* Begin PROVIDED DATA *

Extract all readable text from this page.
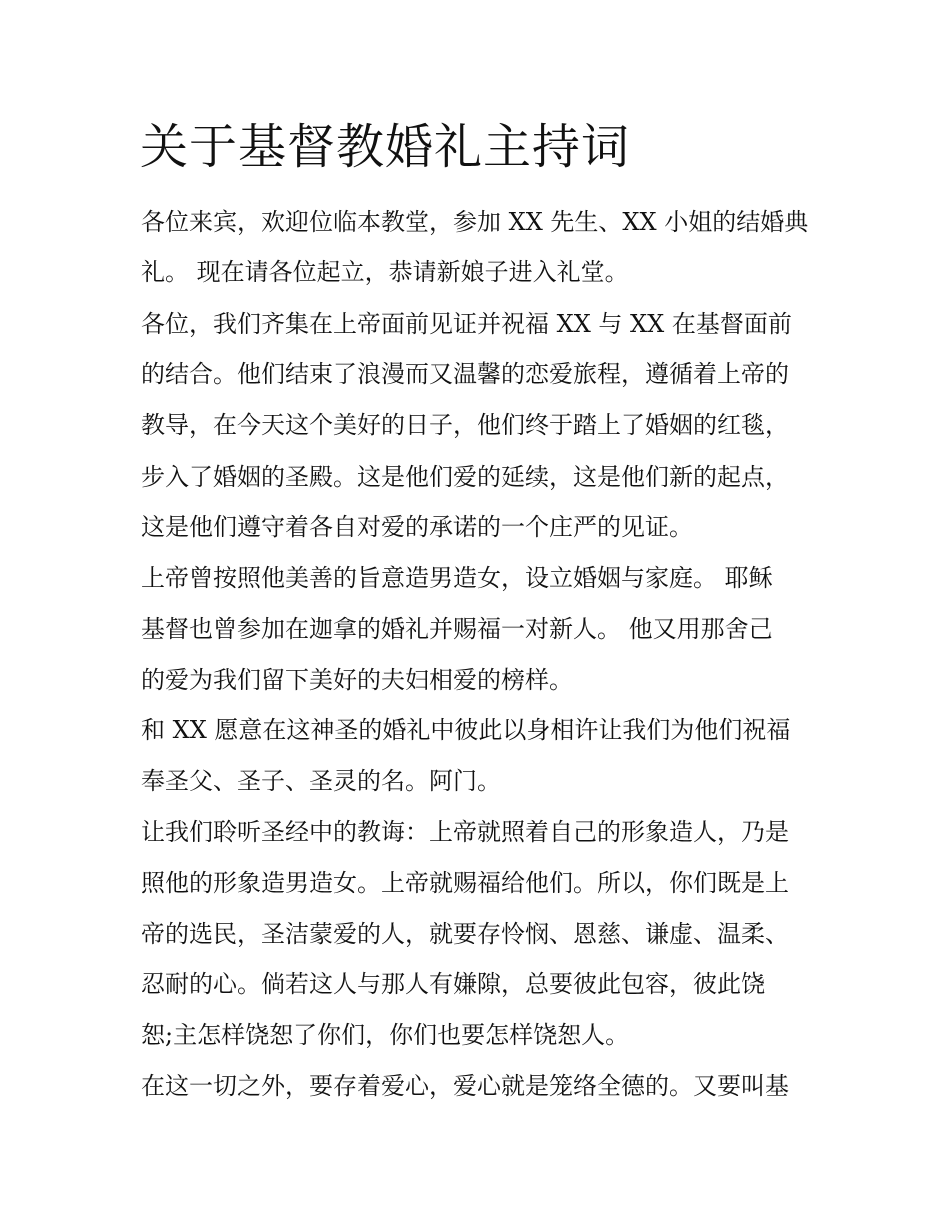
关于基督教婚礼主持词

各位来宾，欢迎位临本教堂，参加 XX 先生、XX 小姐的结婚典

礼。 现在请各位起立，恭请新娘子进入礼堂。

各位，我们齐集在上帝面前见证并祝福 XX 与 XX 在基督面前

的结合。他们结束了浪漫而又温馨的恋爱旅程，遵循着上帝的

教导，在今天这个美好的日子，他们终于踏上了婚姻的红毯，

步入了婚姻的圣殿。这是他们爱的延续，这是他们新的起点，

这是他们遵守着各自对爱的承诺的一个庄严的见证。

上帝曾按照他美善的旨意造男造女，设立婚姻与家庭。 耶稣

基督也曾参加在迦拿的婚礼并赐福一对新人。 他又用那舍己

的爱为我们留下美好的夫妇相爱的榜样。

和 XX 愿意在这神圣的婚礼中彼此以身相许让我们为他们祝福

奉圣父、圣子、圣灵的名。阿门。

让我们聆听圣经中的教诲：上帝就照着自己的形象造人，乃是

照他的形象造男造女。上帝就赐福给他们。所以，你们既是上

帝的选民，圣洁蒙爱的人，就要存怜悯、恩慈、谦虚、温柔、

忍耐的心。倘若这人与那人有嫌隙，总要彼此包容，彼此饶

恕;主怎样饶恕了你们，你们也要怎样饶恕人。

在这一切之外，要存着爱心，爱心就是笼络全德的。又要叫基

* End PROVIDED DATA *

SHORT TASK: Repeat verbatim all the material, but not the pictures.

EXERCISE ANSWER:
Extract all readable text from this page.
关于基督教婚礼主持词

各位来宾，欢迎位临本教堂，参加 XX 先生、XX 小姐的结婚典

礼。 现在请各位起立，恭请新娘子进入礼堂。

各位，我们齐集在上帝面前见证并祝福 XX 与 XX 在基督面前

的结合。他们结束了浪漫而又温馨的恋爱旅程，遵循着上帝的

教导，在今天这个美好的日子，他们终于踏上了婚姻的红毯，

步入了婚姻的圣殿。这是他们爱的延续，这是他们新的起点，

这是他们遵守着各自对爱的承诺的一个庄严的见证。

上帝曾按照他美善的旨意造男造女，设立婚姻与家庭。 耶稣

基督也曾参加在迦拿的婚礼并赐福一对新人。 他又用那舍己

的爱为我们留下美好的夫妇相爱的榜样。

和 XX 愿意在这神圣的婚礼中彼此以身相许让我们为他们祝福

奉圣父、圣子、圣灵的名。阿门。

让我们聆听圣经中的教诲：上帝就照着自己的形象造人，乃是

照他的形象造男造女。上帝就赐福给他们。所以，你们既是上

帝的选民，圣洁蒙爱的人，就要存怜悯、恩慈、谦虚、温柔、

忍耐的心。倘若这人与那人有嫌隙，总要彼此包容，彼此饶

恕;主怎样饶恕了你们，你们也要怎样饶恕人。

在这一切之外，要存着爱心，爱心就是笼络全德的。又要叫基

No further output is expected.